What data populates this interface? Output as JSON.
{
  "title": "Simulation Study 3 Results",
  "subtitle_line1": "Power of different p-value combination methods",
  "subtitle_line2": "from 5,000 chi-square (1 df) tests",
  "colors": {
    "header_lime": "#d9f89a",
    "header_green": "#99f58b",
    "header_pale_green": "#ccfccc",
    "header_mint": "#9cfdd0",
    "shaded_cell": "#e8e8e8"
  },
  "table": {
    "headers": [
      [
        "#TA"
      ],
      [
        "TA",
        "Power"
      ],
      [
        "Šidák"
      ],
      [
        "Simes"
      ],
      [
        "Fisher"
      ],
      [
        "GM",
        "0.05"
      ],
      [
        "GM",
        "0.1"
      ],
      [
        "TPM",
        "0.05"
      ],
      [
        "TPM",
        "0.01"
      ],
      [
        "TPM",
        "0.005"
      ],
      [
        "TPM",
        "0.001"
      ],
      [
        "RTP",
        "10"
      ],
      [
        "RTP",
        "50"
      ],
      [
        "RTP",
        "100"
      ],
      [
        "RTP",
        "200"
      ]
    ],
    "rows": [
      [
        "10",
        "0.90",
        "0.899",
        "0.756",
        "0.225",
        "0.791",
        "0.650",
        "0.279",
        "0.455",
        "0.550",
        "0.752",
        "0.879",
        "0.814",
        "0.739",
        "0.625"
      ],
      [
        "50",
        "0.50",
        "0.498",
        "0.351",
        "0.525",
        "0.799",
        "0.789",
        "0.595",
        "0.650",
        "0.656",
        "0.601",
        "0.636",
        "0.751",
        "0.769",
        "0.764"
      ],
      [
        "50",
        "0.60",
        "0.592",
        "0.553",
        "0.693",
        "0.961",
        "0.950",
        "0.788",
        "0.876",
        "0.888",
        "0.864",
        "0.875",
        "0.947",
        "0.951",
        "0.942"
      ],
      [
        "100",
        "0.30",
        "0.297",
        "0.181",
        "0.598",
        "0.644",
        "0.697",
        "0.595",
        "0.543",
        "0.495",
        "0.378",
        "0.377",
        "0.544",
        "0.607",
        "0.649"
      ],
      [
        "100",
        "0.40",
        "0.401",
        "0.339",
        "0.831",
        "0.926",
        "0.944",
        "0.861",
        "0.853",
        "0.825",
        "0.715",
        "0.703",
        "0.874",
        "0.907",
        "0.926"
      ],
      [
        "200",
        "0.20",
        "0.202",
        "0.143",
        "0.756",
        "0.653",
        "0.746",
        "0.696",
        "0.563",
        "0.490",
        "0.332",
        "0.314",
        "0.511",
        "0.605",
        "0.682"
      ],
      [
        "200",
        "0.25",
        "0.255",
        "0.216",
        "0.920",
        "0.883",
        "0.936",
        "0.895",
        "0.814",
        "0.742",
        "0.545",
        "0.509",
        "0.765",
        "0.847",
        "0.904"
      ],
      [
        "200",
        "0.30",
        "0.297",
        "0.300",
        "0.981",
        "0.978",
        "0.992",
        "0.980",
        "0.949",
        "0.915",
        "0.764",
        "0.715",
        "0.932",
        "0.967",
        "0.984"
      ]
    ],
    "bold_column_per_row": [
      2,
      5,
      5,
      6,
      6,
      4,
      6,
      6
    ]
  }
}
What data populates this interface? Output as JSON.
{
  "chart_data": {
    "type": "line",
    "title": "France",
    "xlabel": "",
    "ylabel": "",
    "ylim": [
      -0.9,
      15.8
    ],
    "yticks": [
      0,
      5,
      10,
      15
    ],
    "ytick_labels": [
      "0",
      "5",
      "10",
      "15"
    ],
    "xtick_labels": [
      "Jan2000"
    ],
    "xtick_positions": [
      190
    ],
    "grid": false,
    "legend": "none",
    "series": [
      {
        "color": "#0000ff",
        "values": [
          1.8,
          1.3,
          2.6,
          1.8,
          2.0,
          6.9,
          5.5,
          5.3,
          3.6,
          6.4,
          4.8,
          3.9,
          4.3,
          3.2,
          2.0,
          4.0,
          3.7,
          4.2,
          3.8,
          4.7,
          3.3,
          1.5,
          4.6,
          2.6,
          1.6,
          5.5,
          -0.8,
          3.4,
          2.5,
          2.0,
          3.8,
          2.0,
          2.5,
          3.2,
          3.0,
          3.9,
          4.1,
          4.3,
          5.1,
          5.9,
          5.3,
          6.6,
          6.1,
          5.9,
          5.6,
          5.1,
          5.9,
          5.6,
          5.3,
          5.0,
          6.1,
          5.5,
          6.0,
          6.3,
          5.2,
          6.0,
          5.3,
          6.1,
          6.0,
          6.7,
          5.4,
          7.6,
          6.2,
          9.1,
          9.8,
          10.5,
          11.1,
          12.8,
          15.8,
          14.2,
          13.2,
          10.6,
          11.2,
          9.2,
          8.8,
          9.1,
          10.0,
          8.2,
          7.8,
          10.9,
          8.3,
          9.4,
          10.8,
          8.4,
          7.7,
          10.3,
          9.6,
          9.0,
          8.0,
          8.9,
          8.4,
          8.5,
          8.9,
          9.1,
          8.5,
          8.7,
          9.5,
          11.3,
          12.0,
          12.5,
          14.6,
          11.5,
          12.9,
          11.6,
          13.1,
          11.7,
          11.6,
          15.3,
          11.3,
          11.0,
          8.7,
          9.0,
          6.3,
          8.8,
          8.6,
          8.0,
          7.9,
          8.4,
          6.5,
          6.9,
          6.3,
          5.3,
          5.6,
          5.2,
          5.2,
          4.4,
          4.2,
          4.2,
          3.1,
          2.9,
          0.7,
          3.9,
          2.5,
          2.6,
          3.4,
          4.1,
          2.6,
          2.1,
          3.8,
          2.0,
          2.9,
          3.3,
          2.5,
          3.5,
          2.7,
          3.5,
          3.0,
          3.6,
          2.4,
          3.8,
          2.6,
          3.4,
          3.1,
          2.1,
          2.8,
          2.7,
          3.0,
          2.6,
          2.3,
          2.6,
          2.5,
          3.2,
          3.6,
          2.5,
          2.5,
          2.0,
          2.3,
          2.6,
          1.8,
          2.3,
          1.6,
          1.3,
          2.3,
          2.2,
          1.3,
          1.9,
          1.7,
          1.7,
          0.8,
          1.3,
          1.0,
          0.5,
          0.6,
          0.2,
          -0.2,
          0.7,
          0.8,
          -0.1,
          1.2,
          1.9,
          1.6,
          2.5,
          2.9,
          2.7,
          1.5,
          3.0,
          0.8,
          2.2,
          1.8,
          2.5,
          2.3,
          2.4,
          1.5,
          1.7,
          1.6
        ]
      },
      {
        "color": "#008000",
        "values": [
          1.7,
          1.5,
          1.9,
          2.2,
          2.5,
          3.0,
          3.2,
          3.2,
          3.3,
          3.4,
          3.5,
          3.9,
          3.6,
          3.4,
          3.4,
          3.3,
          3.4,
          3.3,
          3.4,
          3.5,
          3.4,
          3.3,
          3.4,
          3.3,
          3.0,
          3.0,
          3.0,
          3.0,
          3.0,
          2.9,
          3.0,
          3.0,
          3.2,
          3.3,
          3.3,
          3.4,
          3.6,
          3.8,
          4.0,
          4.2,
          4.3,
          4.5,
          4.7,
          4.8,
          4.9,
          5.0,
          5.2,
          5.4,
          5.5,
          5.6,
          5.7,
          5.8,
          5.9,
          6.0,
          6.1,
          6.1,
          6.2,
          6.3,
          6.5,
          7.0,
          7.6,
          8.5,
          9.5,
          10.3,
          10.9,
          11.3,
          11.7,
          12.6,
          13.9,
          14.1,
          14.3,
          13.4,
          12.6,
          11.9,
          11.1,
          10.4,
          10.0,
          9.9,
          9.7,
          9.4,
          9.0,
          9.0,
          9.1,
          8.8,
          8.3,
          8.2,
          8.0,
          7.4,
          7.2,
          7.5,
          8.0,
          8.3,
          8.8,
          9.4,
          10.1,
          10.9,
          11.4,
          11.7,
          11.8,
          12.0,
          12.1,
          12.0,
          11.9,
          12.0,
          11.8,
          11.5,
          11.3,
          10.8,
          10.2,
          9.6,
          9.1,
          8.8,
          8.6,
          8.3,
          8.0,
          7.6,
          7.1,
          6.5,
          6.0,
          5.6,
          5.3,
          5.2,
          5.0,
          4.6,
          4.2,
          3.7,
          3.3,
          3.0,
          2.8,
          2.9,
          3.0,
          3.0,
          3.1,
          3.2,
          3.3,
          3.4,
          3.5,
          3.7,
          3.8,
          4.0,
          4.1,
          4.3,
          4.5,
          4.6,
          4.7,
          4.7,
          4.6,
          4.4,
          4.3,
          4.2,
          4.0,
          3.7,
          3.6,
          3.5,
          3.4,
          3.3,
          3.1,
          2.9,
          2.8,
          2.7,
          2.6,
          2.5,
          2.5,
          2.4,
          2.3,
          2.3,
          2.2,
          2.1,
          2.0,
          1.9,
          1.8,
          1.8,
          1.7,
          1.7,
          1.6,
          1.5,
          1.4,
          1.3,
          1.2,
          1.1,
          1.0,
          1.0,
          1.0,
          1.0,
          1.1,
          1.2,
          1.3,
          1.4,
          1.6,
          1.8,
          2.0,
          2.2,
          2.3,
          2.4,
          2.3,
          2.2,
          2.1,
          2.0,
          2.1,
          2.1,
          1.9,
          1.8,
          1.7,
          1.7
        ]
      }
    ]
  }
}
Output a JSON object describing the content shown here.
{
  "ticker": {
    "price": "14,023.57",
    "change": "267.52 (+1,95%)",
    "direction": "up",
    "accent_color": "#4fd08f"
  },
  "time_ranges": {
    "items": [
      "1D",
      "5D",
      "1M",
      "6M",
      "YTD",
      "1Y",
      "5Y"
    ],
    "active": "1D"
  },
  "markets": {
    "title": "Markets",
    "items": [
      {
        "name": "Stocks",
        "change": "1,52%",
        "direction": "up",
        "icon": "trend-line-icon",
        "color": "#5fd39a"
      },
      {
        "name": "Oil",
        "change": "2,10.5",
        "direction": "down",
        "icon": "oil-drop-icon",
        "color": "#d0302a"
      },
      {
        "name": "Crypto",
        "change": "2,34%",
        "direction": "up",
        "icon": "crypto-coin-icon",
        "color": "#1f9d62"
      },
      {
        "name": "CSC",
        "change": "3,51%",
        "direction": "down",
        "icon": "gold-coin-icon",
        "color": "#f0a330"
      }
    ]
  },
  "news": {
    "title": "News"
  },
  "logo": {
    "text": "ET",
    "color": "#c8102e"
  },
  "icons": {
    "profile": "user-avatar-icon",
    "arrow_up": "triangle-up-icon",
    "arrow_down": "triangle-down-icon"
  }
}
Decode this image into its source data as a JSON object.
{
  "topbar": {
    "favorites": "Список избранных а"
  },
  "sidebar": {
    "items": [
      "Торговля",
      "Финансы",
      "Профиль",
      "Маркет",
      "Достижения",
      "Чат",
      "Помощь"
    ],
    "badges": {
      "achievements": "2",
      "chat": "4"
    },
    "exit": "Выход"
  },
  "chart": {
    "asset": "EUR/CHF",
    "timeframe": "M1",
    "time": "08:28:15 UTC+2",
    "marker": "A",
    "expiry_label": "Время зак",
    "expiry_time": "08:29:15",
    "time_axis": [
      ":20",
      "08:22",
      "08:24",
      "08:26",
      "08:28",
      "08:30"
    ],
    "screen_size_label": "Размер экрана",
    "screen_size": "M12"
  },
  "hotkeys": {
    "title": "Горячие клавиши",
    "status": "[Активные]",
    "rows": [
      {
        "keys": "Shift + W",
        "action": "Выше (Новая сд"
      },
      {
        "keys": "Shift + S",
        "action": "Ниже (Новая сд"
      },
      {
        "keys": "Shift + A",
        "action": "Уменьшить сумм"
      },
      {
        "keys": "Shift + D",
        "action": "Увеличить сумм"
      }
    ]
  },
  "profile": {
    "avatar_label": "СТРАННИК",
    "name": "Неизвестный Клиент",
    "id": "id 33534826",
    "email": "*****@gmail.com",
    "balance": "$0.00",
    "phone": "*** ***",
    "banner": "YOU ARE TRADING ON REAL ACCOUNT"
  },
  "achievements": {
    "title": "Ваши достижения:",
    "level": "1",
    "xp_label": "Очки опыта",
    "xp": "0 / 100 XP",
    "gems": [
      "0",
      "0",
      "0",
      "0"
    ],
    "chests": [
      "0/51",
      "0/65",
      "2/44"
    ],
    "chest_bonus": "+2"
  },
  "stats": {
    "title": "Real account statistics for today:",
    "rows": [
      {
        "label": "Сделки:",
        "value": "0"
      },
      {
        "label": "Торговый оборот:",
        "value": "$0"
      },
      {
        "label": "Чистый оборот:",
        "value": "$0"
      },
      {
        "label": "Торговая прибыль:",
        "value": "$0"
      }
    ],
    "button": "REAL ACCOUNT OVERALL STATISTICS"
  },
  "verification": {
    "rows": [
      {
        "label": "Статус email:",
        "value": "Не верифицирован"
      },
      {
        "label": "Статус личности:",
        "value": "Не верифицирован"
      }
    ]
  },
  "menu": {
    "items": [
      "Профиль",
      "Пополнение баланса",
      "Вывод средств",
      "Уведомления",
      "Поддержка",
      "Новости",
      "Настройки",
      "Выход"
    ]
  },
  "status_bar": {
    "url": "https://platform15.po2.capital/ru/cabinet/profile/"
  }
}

----------

Of the lines in this material, state how many hold the string "object". Write no other words.

2